[Element location data]
┄┄┄┄┄┄

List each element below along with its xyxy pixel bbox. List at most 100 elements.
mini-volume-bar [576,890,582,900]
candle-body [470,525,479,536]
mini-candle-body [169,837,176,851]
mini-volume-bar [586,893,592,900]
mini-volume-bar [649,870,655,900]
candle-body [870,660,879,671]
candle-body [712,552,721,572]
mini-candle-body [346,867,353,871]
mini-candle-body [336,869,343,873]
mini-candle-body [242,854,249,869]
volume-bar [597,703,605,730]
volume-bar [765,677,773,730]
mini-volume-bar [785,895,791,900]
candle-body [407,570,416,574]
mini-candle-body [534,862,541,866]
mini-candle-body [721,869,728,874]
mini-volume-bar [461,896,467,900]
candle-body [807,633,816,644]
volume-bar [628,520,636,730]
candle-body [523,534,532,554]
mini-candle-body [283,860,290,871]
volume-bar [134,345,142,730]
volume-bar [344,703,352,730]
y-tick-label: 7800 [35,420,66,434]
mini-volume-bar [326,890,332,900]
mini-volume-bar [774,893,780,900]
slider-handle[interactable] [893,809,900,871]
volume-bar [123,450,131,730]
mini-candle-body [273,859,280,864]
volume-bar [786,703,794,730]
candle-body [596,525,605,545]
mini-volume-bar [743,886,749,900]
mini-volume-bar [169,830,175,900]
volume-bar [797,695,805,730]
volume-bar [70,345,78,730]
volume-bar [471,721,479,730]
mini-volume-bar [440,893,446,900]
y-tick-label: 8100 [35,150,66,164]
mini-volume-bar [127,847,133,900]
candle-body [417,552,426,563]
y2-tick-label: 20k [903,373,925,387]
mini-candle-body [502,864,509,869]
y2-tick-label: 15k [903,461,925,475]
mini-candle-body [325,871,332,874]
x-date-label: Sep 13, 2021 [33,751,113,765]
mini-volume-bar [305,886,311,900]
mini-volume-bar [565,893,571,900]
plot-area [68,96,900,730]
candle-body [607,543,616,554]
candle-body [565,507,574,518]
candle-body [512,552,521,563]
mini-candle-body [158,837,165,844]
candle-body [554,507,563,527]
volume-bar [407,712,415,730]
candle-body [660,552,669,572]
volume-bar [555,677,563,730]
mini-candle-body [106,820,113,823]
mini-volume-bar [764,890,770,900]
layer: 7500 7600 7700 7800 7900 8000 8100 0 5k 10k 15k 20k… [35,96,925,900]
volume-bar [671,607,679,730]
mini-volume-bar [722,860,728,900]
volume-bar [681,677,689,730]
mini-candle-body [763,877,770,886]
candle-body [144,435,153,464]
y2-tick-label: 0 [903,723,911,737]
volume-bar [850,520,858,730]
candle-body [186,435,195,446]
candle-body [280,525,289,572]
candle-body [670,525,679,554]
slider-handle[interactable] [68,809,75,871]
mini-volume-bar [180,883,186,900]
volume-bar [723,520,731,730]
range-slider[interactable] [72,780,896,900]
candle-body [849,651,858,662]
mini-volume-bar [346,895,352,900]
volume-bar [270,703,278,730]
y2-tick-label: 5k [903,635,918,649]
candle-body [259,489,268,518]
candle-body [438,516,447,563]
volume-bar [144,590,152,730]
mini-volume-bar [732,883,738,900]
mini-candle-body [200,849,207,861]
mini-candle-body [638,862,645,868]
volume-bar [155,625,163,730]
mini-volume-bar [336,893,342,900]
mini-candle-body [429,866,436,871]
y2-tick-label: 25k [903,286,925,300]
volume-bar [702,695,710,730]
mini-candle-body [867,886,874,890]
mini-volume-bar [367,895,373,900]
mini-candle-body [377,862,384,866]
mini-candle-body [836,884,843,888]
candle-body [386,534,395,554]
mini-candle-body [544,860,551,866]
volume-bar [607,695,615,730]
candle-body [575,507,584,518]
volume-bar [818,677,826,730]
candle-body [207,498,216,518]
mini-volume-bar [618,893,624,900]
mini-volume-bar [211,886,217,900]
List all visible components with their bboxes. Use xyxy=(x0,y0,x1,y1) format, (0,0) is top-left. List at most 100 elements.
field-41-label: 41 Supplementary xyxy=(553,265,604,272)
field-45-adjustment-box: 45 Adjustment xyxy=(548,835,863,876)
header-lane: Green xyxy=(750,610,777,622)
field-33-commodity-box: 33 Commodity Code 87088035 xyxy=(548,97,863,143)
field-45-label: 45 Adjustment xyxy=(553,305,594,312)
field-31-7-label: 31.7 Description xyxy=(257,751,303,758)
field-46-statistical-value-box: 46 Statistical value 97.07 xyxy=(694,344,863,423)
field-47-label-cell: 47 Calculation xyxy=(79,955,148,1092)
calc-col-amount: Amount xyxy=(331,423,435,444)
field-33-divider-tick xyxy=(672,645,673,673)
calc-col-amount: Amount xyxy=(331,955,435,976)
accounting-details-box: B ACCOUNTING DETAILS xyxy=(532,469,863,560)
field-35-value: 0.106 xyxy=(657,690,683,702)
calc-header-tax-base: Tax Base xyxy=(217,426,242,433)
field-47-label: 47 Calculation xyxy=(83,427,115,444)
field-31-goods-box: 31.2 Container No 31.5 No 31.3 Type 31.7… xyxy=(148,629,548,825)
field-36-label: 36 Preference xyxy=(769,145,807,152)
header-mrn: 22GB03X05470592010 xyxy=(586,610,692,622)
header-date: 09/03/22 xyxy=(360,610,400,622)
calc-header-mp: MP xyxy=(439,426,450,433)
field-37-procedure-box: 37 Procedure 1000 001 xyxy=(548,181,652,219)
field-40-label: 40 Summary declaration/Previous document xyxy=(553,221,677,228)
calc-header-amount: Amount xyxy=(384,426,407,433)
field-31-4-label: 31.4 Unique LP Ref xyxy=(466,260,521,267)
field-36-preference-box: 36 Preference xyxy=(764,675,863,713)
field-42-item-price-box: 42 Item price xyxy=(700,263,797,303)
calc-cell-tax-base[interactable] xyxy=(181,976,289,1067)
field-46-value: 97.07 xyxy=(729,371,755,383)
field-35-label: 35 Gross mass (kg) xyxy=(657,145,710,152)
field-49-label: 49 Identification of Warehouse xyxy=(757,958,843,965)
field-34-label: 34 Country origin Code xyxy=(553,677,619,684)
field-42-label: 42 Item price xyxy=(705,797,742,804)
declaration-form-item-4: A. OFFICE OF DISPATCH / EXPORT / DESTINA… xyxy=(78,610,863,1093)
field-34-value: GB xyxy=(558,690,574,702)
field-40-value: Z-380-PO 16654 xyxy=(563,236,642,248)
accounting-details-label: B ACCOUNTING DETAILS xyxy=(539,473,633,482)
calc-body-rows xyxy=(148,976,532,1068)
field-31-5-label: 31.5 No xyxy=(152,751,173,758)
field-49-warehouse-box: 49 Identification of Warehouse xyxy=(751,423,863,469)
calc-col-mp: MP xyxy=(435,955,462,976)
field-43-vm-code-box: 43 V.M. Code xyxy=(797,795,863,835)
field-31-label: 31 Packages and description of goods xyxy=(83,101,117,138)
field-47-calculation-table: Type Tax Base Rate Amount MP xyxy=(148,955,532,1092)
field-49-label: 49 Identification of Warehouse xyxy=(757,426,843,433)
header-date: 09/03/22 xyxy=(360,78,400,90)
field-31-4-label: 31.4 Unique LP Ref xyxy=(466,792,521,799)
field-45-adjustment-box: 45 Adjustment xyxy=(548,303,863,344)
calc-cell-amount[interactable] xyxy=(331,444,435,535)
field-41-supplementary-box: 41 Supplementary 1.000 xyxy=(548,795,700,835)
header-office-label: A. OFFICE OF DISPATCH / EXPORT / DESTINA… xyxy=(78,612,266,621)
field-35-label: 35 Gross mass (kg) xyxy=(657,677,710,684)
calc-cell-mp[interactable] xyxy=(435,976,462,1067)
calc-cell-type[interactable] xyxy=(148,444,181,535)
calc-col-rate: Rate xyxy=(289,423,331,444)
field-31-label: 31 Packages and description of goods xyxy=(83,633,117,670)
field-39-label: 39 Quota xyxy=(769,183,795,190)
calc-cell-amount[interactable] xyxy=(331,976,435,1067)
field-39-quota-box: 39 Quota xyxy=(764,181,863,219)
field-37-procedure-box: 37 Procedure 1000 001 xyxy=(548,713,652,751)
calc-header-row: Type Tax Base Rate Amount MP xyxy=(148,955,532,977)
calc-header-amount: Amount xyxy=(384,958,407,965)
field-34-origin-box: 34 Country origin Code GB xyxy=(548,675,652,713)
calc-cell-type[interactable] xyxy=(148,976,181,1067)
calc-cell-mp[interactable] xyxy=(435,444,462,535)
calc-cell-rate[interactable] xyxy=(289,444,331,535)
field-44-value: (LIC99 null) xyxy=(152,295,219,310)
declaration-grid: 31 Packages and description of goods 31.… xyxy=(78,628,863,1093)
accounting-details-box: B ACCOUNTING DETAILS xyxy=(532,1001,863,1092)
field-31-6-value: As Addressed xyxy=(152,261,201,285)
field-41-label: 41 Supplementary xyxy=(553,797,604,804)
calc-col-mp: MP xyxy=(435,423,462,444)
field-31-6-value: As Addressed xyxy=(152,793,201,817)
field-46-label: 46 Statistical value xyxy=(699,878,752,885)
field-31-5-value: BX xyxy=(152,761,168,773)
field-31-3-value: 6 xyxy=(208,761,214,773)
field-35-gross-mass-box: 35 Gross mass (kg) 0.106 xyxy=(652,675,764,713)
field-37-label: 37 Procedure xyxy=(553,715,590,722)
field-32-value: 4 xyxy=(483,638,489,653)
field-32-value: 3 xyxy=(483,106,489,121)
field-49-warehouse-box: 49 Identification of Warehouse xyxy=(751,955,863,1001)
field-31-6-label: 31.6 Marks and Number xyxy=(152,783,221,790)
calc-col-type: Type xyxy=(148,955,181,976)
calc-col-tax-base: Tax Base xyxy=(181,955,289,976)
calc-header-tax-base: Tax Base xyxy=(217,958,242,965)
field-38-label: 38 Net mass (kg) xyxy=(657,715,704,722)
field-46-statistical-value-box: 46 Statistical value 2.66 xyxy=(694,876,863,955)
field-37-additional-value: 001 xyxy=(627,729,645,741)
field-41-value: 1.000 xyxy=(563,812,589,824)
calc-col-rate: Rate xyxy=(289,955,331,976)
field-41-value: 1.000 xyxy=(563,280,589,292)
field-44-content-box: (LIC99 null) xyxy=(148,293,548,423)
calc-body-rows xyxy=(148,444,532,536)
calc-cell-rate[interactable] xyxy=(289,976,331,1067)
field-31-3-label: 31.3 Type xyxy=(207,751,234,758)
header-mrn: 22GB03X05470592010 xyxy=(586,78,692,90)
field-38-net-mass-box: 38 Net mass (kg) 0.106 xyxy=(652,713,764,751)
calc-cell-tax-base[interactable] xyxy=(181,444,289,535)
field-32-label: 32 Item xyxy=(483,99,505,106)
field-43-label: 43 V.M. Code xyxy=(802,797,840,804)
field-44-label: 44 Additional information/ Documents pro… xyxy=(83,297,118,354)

┄┄┄┄┄┄

[TASK REQUIREMENTS] Rewrite the entries from the first line through the line that contains "candle-body [523,534,532,554]", replacing "elements" with "items" and leaving everything else unchanged.

[SOLUTION TO THIS PROBLEM]
List each element below along with its xyxy pixel bbox. List at most 100 items.
mini-volume-bar [576,890,582,900]
candle-body [470,525,479,536]
mini-candle-body [169,837,176,851]
mini-volume-bar [586,893,592,900]
mini-volume-bar [649,870,655,900]
candle-body [870,660,879,671]
candle-body [712,552,721,572]
mini-candle-body [346,867,353,871]
mini-candle-body [336,869,343,873]
mini-candle-body [242,854,249,869]
volume-bar [597,703,605,730]
volume-bar [765,677,773,730]
mini-volume-bar [785,895,791,900]
candle-body [407,570,416,574]
mini-candle-body [534,862,541,866]
mini-candle-body [721,869,728,874]
mini-volume-bar [461,896,467,900]
candle-body [807,633,816,644]
volume-bar [628,520,636,730]
candle-body [523,534,532,554]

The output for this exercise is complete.